Brief: Your task is to reproduce the entries below word for word.

-- start of Material for this task --

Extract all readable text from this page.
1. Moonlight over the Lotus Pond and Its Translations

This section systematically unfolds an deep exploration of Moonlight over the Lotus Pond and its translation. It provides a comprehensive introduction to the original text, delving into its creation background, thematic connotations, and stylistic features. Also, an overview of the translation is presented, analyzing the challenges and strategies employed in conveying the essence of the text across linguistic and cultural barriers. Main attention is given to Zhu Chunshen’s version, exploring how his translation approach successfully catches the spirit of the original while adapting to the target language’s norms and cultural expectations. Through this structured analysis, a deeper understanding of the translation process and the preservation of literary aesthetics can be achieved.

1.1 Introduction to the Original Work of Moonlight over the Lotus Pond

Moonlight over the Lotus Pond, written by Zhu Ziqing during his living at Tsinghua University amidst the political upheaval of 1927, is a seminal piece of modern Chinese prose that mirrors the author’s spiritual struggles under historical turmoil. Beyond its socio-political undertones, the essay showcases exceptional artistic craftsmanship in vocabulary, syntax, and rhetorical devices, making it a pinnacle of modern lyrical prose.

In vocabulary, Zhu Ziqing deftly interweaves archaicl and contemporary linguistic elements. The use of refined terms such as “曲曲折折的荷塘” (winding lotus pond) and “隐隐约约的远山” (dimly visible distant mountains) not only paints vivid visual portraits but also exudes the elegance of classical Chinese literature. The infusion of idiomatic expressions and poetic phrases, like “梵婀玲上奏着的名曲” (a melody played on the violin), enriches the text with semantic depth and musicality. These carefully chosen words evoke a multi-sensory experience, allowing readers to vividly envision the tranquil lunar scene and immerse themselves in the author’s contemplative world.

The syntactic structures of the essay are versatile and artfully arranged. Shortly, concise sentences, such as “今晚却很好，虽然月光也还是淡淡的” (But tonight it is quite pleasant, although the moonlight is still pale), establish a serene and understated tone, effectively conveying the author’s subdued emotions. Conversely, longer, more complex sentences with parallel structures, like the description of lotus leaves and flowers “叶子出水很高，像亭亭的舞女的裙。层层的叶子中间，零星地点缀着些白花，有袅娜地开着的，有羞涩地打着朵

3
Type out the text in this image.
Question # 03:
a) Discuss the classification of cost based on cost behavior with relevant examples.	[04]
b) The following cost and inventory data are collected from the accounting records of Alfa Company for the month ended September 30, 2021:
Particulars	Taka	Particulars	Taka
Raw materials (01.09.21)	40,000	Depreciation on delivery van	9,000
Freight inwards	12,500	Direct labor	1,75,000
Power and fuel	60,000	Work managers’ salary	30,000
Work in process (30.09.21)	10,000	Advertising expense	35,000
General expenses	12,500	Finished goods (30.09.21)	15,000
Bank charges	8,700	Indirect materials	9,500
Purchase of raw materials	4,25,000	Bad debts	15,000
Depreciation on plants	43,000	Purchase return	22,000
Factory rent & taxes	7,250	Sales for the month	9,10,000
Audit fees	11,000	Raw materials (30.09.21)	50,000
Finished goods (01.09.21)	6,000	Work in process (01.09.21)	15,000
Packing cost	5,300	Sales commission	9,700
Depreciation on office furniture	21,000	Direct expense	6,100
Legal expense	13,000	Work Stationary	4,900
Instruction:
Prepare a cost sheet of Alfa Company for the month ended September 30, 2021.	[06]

-- end of Material for this task --

Solved problem:
Extract all readable text from this page.
1. Moonlight over the Lotus Pond and Its Translations

This section systematically unfolds an deep exploration of Moonlight over the Lotus Pond and its translation. It provides a comprehensive introduction to the original text, delving into its creation background, thematic connotations, and stylistic features. Also, an overview of the translation is presented, analyzing the challenges and strategies employed in conveying the essence of the text across linguistic and cultural barriers. Main attention is given to Zhu Chunshen’s version, exploring how his translation approach successfully catches the spirit of the original while adapting to the target language’s norms and cultural expectations. Through this structured analysis, a deeper understanding of the translation process and the preservation of literary aesthetics can be achieved.

1.1 Introduction to the Original Work of Moonlight over the Lotus Pond

Moonlight over the Lotus Pond, written by Zhu Ziqing during his living at Tsinghua University amidst the political upheaval of 1927, is a seminal piece of modern Chinese prose that mirrors the author’s spiritual struggles under historical turmoil. Beyond its socio-political undertones, the essay showcases exceptional artistic craftsmanship in vocabulary, syntax, and rhetorical devices, making it a pinnacle of modern lyrical prose.

In vocabulary, Zhu Ziqing deftly interweaves archaicl and contemporary linguistic elements. The use of refined terms such as “曲曲折折的荷塘” (winding lotus pond) and “隐隐约约的远山” (dimly visible distant mountains) not only paints vivid visual portraits but also exudes the elegance of classical Chinese literature. The infusion of idiomatic expressions and poetic phrases, like “梵婀玲上奏着的名曲” (a melody played on the violin), enriches the text with semantic depth and musicality. These carefully chosen words evoke a multi-sensory experience, allowing readers to vividly envision the tranquil lunar scene and immerse themselves in the author’s contemplative world.

The syntactic structures of the essay are versatile and artfully arranged. Shortly, concise sentences, such as “今晚却很好，虽然月光也还是淡淡的” (But tonight it is quite pleasant, although the moonlight is still pale), establish a serene and understated tone, effectively conveying the author’s subdued emotions. Conversely, longer, more complex sentences with parallel structures, like the description of lotus leaves and flowers “叶子出水很高，像亭亭的舞女的裙。层层的叶子中间，零星地点缀着些白花，有袅娜地开着的，有羞涩地打着朵

3
Type out the text in this image.
Question # 03:
a) Discuss the classification of cost based on cost behavior with relevant examples.	[04]
b) The following cost and inventory data are collected from the accounting records of Alfa Company for the month ended September 30, 2021:
Particulars	Taka	Particulars	Taka
Raw materials (01.09.21)	40,000	Depreciation on delivery van	9,000
Freight inwards	12,500	Direct labor	1,75,000
Power and fuel	60,000	Work managers’ salary	30,000
Work in process (30.09.21)	10,000	Advertising expense	35,000
General expenses	12,500	Finished goods (30.09.21)	15,000
Bank charges	8,700	Indirect materials	9,500
Purchase of raw materials	4,25,000	Bad debts	15,000
Depreciation on plants	43,000	Purchase return	22,000
Factory rent & taxes	7,250	Sales for the month	9,10,000
Audit fees	11,000	Raw materials (30.09.21)	50,000
Finished goods (01.09.21)	6,000	Work in process (01.09.21)	15,000
Packing cost	5,300	Sales commission	9,700
Depreciation on office furniture	21,000	Direct expense	6,100
Legal expense	13,000	Work Stationary	4,900
Instruction:
Prepare a cost sheet of Alfa Company for the month ended September 30, 2021.	[06]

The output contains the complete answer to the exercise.